**Work to complete:**
Output the line that contains "Extract all readable text from this page." and every line after it to the end of the entries, with nothing added or left out.

**Entries provided:**
---+---
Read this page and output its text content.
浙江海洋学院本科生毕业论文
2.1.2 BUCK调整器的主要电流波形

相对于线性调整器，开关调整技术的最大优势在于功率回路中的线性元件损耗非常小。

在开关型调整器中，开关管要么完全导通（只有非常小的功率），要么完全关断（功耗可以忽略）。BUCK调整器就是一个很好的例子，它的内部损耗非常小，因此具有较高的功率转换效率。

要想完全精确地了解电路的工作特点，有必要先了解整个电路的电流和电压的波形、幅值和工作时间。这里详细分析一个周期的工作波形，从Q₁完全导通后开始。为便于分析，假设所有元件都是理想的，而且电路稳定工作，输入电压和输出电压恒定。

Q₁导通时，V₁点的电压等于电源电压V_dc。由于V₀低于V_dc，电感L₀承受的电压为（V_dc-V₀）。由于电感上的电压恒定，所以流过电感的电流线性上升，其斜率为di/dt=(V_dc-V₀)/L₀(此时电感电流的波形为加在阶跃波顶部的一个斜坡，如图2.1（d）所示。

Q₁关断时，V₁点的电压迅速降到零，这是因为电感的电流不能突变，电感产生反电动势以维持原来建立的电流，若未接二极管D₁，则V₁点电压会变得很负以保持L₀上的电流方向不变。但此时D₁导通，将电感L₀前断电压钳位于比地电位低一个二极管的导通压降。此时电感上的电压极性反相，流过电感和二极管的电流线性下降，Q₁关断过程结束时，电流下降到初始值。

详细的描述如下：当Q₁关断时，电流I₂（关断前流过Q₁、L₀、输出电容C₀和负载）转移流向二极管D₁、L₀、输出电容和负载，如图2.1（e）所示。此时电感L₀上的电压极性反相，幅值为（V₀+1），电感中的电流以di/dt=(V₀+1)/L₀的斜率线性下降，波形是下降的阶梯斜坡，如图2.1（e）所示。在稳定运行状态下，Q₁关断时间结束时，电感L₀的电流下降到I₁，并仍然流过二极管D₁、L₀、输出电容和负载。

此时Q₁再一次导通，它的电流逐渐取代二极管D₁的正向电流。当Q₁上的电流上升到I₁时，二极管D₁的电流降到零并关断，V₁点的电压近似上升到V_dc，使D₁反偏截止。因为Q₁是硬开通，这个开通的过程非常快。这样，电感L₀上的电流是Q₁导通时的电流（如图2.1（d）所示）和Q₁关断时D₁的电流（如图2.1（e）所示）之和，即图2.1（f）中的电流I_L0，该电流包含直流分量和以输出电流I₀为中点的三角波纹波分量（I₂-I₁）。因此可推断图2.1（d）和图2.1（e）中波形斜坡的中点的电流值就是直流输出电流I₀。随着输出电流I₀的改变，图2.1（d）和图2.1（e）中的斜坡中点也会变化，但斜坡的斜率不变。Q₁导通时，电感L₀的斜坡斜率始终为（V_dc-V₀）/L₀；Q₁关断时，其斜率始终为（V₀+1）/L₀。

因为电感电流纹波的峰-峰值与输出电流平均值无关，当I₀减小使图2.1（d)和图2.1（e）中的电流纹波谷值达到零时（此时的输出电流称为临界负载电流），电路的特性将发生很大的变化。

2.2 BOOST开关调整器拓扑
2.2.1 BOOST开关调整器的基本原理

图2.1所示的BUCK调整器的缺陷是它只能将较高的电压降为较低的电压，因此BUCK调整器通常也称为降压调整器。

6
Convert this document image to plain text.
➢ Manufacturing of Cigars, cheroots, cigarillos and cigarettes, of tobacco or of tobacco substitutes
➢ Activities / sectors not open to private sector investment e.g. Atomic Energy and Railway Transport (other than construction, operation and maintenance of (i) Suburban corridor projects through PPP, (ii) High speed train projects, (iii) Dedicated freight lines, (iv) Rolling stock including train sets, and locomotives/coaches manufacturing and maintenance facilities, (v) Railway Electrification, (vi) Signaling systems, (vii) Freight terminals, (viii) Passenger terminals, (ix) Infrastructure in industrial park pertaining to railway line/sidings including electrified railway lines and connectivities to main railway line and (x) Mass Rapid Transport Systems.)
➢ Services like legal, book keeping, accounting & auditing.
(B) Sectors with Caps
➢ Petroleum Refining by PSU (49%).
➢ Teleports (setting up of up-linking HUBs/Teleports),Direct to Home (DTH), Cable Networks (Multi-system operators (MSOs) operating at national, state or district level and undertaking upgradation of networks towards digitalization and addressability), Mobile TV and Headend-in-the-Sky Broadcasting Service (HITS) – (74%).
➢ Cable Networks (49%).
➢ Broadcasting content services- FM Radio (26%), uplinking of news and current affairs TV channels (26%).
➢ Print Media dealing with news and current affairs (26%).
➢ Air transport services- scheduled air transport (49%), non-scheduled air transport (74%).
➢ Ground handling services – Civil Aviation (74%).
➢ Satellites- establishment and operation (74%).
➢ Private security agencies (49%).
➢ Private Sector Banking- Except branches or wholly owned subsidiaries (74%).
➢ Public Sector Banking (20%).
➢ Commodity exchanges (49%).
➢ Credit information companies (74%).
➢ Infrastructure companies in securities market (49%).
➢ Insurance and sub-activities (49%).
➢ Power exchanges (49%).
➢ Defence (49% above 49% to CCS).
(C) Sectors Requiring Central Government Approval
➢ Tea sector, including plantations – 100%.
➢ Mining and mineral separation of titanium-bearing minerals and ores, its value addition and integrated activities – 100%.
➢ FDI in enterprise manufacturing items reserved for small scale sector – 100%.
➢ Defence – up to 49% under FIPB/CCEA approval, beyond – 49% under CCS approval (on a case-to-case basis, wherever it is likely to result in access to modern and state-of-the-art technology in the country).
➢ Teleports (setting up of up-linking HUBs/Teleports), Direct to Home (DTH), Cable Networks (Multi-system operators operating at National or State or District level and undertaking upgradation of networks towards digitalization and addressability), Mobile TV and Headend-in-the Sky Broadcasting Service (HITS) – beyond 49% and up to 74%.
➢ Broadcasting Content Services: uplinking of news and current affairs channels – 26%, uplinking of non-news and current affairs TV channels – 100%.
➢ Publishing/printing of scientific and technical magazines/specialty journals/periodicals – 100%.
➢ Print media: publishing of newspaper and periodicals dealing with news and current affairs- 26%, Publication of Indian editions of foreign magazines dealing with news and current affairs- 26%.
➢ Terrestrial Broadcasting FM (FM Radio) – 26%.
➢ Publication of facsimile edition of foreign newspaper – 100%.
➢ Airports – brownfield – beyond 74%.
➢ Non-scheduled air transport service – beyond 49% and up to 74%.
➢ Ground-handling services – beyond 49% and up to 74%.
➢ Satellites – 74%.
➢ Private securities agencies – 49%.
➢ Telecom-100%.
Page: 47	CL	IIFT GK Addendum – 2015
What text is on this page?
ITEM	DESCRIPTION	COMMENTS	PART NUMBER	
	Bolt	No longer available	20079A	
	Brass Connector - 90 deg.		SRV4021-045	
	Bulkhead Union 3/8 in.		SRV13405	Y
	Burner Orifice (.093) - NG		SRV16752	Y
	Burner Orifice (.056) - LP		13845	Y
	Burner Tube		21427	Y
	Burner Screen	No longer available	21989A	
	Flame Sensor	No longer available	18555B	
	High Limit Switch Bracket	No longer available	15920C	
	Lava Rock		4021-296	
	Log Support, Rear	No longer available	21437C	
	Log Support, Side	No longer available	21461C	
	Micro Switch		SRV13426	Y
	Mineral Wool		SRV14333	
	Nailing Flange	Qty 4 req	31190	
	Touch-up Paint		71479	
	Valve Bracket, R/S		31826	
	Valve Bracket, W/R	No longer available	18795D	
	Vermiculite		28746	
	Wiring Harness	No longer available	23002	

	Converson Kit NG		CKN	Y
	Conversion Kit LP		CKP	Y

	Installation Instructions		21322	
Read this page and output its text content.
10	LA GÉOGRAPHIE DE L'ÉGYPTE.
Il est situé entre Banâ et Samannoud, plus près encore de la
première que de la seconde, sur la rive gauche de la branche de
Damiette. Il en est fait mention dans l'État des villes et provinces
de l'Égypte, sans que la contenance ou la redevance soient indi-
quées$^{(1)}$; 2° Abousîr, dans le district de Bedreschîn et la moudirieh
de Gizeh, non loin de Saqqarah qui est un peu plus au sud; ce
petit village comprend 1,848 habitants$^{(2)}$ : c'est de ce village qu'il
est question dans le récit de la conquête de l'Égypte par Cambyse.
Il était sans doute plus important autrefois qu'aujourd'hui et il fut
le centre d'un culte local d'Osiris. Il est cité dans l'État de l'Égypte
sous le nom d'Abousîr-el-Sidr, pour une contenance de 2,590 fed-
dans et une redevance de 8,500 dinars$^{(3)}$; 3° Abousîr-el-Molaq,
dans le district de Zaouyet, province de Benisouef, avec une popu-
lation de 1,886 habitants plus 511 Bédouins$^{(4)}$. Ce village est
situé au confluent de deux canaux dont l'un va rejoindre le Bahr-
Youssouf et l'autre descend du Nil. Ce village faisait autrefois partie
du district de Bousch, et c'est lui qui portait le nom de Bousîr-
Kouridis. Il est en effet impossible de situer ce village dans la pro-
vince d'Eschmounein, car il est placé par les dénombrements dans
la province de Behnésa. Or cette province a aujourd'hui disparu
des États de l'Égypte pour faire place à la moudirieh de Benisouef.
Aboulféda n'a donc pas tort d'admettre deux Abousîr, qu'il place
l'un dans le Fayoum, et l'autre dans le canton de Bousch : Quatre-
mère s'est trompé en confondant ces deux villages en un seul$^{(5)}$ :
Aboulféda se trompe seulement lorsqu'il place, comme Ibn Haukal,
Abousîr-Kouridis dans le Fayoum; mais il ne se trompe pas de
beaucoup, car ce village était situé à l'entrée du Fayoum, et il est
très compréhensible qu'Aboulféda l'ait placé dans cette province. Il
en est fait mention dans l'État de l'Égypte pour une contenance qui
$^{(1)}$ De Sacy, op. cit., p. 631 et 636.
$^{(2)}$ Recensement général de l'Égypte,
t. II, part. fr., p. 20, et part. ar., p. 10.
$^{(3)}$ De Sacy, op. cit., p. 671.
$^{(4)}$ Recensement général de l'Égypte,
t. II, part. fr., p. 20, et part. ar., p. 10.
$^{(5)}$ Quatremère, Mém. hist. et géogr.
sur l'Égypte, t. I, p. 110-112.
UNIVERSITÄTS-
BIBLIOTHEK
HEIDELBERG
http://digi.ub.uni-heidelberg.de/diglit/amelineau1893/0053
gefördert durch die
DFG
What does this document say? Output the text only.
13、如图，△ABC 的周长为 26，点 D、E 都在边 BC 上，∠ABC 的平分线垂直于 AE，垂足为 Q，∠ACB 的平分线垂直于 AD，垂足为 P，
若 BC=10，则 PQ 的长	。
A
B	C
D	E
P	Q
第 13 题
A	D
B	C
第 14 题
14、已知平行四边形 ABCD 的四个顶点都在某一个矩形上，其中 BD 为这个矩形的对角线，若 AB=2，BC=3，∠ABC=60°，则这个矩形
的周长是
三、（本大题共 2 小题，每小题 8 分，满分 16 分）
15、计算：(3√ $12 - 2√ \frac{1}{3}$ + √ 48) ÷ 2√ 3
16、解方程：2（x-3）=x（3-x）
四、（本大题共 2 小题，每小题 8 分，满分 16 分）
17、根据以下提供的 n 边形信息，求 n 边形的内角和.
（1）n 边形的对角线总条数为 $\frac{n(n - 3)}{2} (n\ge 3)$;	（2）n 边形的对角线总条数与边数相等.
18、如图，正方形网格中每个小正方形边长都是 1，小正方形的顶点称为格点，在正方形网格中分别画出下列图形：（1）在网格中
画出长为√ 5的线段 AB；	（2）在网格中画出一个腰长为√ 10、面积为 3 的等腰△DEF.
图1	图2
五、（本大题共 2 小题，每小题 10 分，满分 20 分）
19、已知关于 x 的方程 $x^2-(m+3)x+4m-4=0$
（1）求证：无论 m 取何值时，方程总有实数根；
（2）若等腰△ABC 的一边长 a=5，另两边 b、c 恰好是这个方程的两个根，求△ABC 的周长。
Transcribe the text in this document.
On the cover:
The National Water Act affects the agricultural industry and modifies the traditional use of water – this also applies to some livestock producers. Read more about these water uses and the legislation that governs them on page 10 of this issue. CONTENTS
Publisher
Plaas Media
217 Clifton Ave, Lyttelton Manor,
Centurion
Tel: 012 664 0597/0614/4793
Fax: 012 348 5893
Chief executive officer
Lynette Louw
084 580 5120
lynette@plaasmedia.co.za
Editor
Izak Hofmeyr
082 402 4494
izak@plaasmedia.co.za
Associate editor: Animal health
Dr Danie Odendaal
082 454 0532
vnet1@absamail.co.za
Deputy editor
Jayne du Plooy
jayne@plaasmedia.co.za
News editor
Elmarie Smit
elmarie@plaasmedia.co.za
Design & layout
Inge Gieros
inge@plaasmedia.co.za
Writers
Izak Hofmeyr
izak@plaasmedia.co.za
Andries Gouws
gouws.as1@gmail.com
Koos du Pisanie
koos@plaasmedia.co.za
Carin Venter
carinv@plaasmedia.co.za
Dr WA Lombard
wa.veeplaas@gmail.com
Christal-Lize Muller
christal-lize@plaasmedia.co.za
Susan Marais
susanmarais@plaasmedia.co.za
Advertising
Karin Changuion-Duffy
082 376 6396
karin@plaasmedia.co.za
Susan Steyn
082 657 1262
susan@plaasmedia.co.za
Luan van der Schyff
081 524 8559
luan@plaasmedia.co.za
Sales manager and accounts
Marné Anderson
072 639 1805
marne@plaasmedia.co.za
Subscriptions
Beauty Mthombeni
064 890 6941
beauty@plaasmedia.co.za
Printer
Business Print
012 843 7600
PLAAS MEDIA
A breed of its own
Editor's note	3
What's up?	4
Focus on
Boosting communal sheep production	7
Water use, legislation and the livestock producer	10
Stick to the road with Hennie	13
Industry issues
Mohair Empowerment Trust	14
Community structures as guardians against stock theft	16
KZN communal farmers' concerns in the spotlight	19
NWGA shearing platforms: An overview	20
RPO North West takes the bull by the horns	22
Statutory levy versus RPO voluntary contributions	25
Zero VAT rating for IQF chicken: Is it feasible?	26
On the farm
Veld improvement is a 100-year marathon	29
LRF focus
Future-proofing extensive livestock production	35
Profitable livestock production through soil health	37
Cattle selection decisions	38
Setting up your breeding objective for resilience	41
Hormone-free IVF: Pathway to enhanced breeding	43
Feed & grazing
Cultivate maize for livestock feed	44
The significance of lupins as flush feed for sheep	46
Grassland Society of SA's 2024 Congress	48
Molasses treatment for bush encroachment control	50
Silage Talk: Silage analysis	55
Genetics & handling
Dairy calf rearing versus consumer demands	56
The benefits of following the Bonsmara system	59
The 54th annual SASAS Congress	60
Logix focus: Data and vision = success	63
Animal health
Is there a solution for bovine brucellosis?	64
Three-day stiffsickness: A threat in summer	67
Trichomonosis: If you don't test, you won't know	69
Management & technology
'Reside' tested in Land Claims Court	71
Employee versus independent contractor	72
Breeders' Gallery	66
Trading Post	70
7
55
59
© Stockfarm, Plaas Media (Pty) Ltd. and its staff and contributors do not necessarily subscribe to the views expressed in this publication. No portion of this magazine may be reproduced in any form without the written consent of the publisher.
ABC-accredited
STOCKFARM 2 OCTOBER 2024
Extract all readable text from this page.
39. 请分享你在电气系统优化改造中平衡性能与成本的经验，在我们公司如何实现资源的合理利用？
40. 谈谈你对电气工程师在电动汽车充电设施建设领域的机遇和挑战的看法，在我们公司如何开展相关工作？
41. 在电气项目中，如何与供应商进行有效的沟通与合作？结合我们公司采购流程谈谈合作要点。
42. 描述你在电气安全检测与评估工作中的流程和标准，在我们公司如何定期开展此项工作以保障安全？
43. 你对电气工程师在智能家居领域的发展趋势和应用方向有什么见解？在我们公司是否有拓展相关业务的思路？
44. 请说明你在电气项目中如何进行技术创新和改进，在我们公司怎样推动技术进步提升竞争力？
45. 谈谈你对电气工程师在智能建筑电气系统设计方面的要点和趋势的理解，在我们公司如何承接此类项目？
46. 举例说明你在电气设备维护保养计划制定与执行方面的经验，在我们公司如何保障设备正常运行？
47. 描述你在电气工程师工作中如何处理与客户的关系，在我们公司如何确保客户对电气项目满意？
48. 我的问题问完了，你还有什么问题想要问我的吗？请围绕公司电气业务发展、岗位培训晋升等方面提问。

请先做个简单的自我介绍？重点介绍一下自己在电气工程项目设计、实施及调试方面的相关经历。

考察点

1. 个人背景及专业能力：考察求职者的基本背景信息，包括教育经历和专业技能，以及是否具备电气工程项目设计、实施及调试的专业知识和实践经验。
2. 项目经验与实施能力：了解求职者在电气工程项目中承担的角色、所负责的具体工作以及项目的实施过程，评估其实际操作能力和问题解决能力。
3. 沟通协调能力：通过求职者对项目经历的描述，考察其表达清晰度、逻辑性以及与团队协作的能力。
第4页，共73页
---+---
**Task solution:**
Extract all readable text from this page.
39. 请分享你在电气系统优化改造中平衡性能与成本的经验，在我们公司如何实现资源的合理利用？
40. 谈谈你对电气工程师在电动汽车充电设施建设领域的机遇和挑战的看法，在我们公司如何开展相关工作？
41. 在电气项目中，如何与供应商进行有效的沟通与合作？结合我们公司采购流程谈谈合作要点。
42. 描述你在电气安全检测与评估工作中的流程和标准，在我们公司如何定期开展此项工作以保障安全？
43. 你对电气工程师在智能家居领域的发展趋势和应用方向有什么见解？在我们公司是否有拓展相关业务的思路？
44. 请说明你在电气项目中如何进行技术创新和改进，在我们公司怎样推动技术进步提升竞争力？
45. 谈谈你对电气工程师在智能建筑电气系统设计方面的要点和趋势的理解，在我们公司如何承接此类项目？
46. 举例说明你在电气设备维护保养计划制定与执行方面的经验，在我们公司如何保障设备正常运行？
47. 描述你在电气工程师工作中如何处理与客户的关系，在我们公司如何确保客户对电气项目满意？
48. 我的问题问完了，你还有什么问题想要问我的吗？请围绕公司电气业务发展、岗位培训晋升等方面提问。

请先做个简单的自我介绍？重点介绍一下自己在电气工程项目设计、实施及调试方面的相关经历。

考察点

1. 个人背景及专业能力：考察求职者的基本背景信息，包括教育经历和专业技能，以及是否具备电气工程项目设计、实施及调试的专业知识和实践经验。
2. 项目经验与实施能力：了解求职者在电气工程项目中承担的角色、所负责的具体工作以及项目的实施过程，评估其实际操作能力和问题解决能力。
3. 沟通协调能力：通过求职者对项目经历的描述，考察其表达清晰度、逻辑性以及与团队协作的能力。
第4页，共73页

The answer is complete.